Required task A:
Reproduce the passage from the forum thread on server engineering below, word for word. Begin at the words "Today, a lot" and stop after "own two eyes).".

Page extract:
——————
Today, a lot of sysadmins believe that "LAMP" is a synonym for webserver, and consequently there are a bunch of webservers serving static content on a machine with way too many moving parts. Complexity is bad.

"Things should be made as simple as possible, but not any simpler." -- Albert Einstein

potatolicious · on April 22, 2013

I think the downvotes are because your post is somewhat off topic.

OP responded to "Amazon.com is down" with "this is a lesson in over-engineering" - which it isn't, because Amazon.com is most certainly not overengineered for its purpose (I've seen the code with my own two eyes).

Your response is "not everyone needs extensively engineered systems", which is true, but is a non-sequitor from the previous posts.

vineel · on April 22, 2013

Except your Pentium 3 server doesn't have to handle over 100 million unique visitors per quarter. :P

setrofim_ · on April 22, 2013

Unless your server needs to handle comparable amounts of traffic, it's not the same thing.

tquai · on April 22, 2013

It doesn't. My server is appropriately engineered to its task.

frehpt · on April 22, 2013

Is that the sound of the power supply going on your Pentium 3...

...or your internet connection

You never patch or reboot your magic box either?

illuminate · on April 22, 2013

How is your hooptie server at all comparable to the largest online retailer?

When very little changes and very little happens, uptime's a lot easier to accrue.
——————
Extracted entries:
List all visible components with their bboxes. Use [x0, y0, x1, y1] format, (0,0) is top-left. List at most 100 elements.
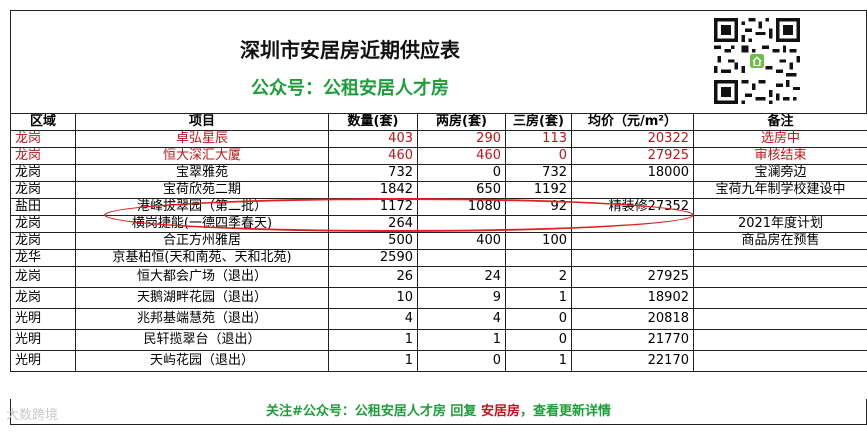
cell-project: 宝荷欣苑二期: [75, 181, 329, 199]
cell-two-room: 24: [417, 266, 506, 288]
cell-three-room: 113: [505, 130, 572, 148]
cell-avg-price: 20818: [571, 308, 694, 330]
table-row: 龙华 京基柏恒(天和南苑、天和北苑) 2590: [10, 249, 867, 267]
table-row: 龙岗 合正方州雅居 500 400 100 商品房在预售: [10, 232, 867, 250]
table-row: 光明 天屿花园（退出） 1 0 1 22170: [10, 350, 867, 372]
cell-project: 卓弘星辰: [75, 130, 329, 148]
cell-region: 龙岗: [10, 147, 76, 165]
cell-region: 龙岗: [10, 215, 76, 233]
cell-note: [693, 329, 867, 351]
cell-three-room: 1192: [505, 181, 572, 199]
cell-region: 光明: [10, 329, 76, 351]
table-body: 龙岗 卓弘星辰 403 290 113 20322 选房中 龙岗 恒大深汇大厦 460 460 0 27…: [10, 130, 867, 372]
cell-region: 龙岗: [10, 266, 76, 288]
cell-count: 1172: [328, 198, 418, 216]
page-subtitle: 公众号：公租安居人才房: [251, 78, 449, 99]
cell-note: [693, 308, 867, 330]
table-row: 盐田 港峰拔翠园（第二批） 1172 1080 92 精装修27352: [10, 198, 867, 216]
table-row: 龙岗 天鹅湖畔花园（退出） 10 9 1 18902: [10, 287, 867, 309]
cell-project: 京基柏恒(天和南苑、天和北苑): [75, 249, 329, 267]
cell-three-room: 1: [505, 287, 572, 309]
footer-text-1: 关注#公众号：公租安居人才房 回复: [266, 404, 481, 419]
cell-two-room: 0: [417, 164, 506, 182]
cell-three-room: 92: [505, 198, 572, 216]
header-three-room: 三房(套): [505, 113, 572, 131]
table-row: 龙岗 恒大深汇大厦 460 460 0 27925 审核结束: [10, 147, 867, 165]
cell-three-room: 1: [505, 350, 572, 372]
cell-two-room: 1: [417, 329, 506, 351]
cell-two-room: [417, 215, 506, 233]
cell-two-room: 9: [417, 287, 506, 309]
cell-project: 民轩揽翠台（退出）: [75, 329, 329, 351]
table-row: 光明 兆邦基端慧苑（退出） 4 4 0 20818: [10, 308, 867, 330]
cell-note: 审核结束: [693, 147, 867, 165]
cell-project: 天鹅湖畔花园（退出）: [75, 287, 329, 309]
qr-code-icon: [714, 18, 800, 104]
cell-avg-price: [571, 215, 694, 233]
cell-region: 龙华: [10, 249, 76, 267]
cell-project: 恒大都会广场（退出）: [75, 266, 329, 288]
table-row: 龙岗 宝荷欣苑二期 1842 650 1192 宝荷九年制学校建设中: [10, 181, 867, 199]
cell-two-room: 400: [417, 232, 506, 250]
cell-project: 港峰拔翠园（第二批）: [75, 198, 329, 216]
cell-three-room: 0: [505, 147, 572, 165]
cell-avg-price: [571, 181, 694, 199]
table-row: 龙岗 恒大都会广场（退出） 26 24 2 27925: [10, 266, 867, 288]
cell-project: 宝翠雅苑: [75, 164, 329, 182]
cell-region: 盐田: [10, 198, 76, 216]
header-row: 区域 项目 数量(套) 两房(套) 三房(套) 均价（元/m²） 备注: [10, 113, 867, 131]
cell-project: 兆邦基端慧苑（退出）: [75, 308, 329, 330]
cell-three-room: 0: [505, 308, 572, 330]
cell-count: 1: [328, 350, 418, 372]
footer-keyword: 安居房: [480, 404, 520, 419]
cell-three-room: 2: [505, 266, 572, 288]
cell-note: 宝荷九年制学校建设中: [693, 181, 867, 199]
cell-region: 龙岗: [10, 232, 76, 250]
cell-region: 龙岗: [10, 130, 76, 148]
cell-two-room: [417, 249, 506, 267]
cell-region: 光明: [10, 350, 76, 372]
cell-avg-price: [571, 249, 694, 267]
header-avg-price: 均价（元/m²）: [571, 113, 694, 131]
cell-three-room: 732: [505, 164, 572, 182]
top-border: [10, 10, 867, 11]
table-row: 龙岗 横岗捷能(一德四季春天) 264 2021年度计划: [10, 215, 867, 233]
cell-region: 龙岗: [10, 181, 76, 199]
cell-count: 1842: [328, 181, 418, 199]
page-title: 深圳市安居房近期供应表: [240, 38, 460, 62]
cell-note: [693, 249, 867, 267]
cell-region: 光明: [10, 308, 76, 330]
cell-avg-price: 27925: [571, 147, 694, 165]
header-project: 项目: [75, 113, 329, 131]
cell-note: 选房中: [693, 130, 867, 148]
cell-note: 2021年度计划: [693, 215, 867, 233]
cell-two-room: 650: [417, 181, 506, 199]
cell-avg-price: 18902: [571, 287, 694, 309]
cell-region: 龙岗: [10, 287, 76, 309]
cell-count: 4: [328, 308, 418, 330]
qr-code-image: [714, 18, 800, 104]
cell-avg-price: [571, 232, 694, 250]
cell-project: 横岗捷能(一德四季春天): [75, 215, 329, 233]
cell-avg-price: 18000: [571, 164, 694, 182]
cell-note: 商品房在预售: [693, 232, 867, 250]
cell-project: 合正方州雅居: [75, 232, 329, 250]
header-count: 数量(套): [328, 113, 418, 131]
cell-project: 天屿花园（退出）: [75, 350, 329, 372]
cell-note: 宝澜旁边: [693, 164, 867, 182]
cell-note: [693, 287, 867, 309]
cell-count: 1: [328, 329, 418, 351]
cell-avg-price: 21770: [571, 329, 694, 351]
cell-two-room: 290: [417, 130, 506, 148]
header-region: 区域: [10, 113, 76, 131]
cell-count: 732: [328, 164, 418, 182]
cell-note: [693, 266, 867, 288]
cell-two-room: 4: [417, 308, 506, 330]
cell-three-room: 100: [505, 232, 572, 250]
cell-count: 2590: [328, 249, 418, 267]
cell-avg-price: 22170: [571, 350, 694, 372]
footer-banner: 关注#公众号：公租安居人才房 回复 安居房，查看更新详情: [10, 399, 867, 425]
cell-three-room: 0: [505, 329, 572, 351]
table-row: 龙岗 宝翠雅苑 732 0 732 18000 宝澜旁边: [10, 164, 867, 182]
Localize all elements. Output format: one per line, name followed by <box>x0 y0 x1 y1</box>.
——————
Required task B:
Write out these lines of the entries above verbatim. Begin at the line that has "cell-project: 宝荷欣苑二期: [75, 181, 329, 199]" and stop after the line that has "header-three-room: 三房(套): [505, 113, 572, 131]".

Worked solution A:
Today, a lot of sysadmins believe that "LAMP" is a synonym for webserver, and consequently there are a bunch of webservers serving static content on a machine with way too many moving parts. Complexity is bad.

"Things should be made as simple as possible, but not any simpler." -- Albert Einstein

potatolicious · on April 22, 2013

I think the downvotes are because your post is somewhat off topic.

OP responded to "Amazon.com is down" with "this is a lesson in over-engineering" - which it isn't, because Amazon.com is most certainly not overengineered for its purpose (I've seen the code with my own two eyes).

Worked solution B:
cell-project: 宝荷欣苑二期: [75, 181, 329, 199]
cell-two-room: 24: [417, 266, 506, 288]
cell-three-room: 113: [505, 130, 572, 148]
cell-avg-price: 20818: [571, 308, 694, 330]
table-row: 龙华 京基柏恒(天和南苑、天和北苑) 2590: [10, 249, 867, 267]
table-row: 龙岗 合正方州雅居 500 400 100 商品房在预售: [10, 232, 867, 250]
table-row: 光明 天屿花园（退出） 1 0 1 22170: [10, 350, 867, 372]
cell-project: 卓弘星辰: [75, 130, 329, 148]
cell-region: 龙岗: [10, 147, 76, 165]
cell-region: 龙岗: [10, 215, 76, 233]
cell-note: [693, 329, 867, 351]
cell-three-room: 1192: [505, 181, 572, 199]
cell-region: 光明: [10, 329, 76, 351]
table-body: 龙岗 卓弘星辰 403 290 113 20322 选房中 龙岗 恒大深汇大厦 460 460 0 27…: [10, 130, 867, 372]
cell-region: 龙岗: [10, 266, 76, 288]
cell-count: 1172: [328, 198, 418, 216]
page-subtitle: 公众号：公租安居人才房: [251, 78, 449, 99]
cell-note: [693, 308, 867, 330]
table-row: 盐田 港峰拔翠园（第二批） 1172 1080 92 精装修27352: [10, 198, 867, 216]
table-row: 龙岗 天鹅湖畔花园（退出） 10 9 1 18902: [10, 287, 867, 309]
cell-project: 京基柏恒(天和南苑、天和北苑): [75, 249, 329, 267]
cell-three-room: 1: [505, 287, 572, 309]
footer-text-1: 关注#公众号：公租安居人才房 回复: [266, 404, 481, 419]
cell-two-room: 0: [417, 164, 506, 182]
cell-three-room: 92: [505, 198, 572, 216]
header-three-room: 三房(套): [505, 113, 572, 131]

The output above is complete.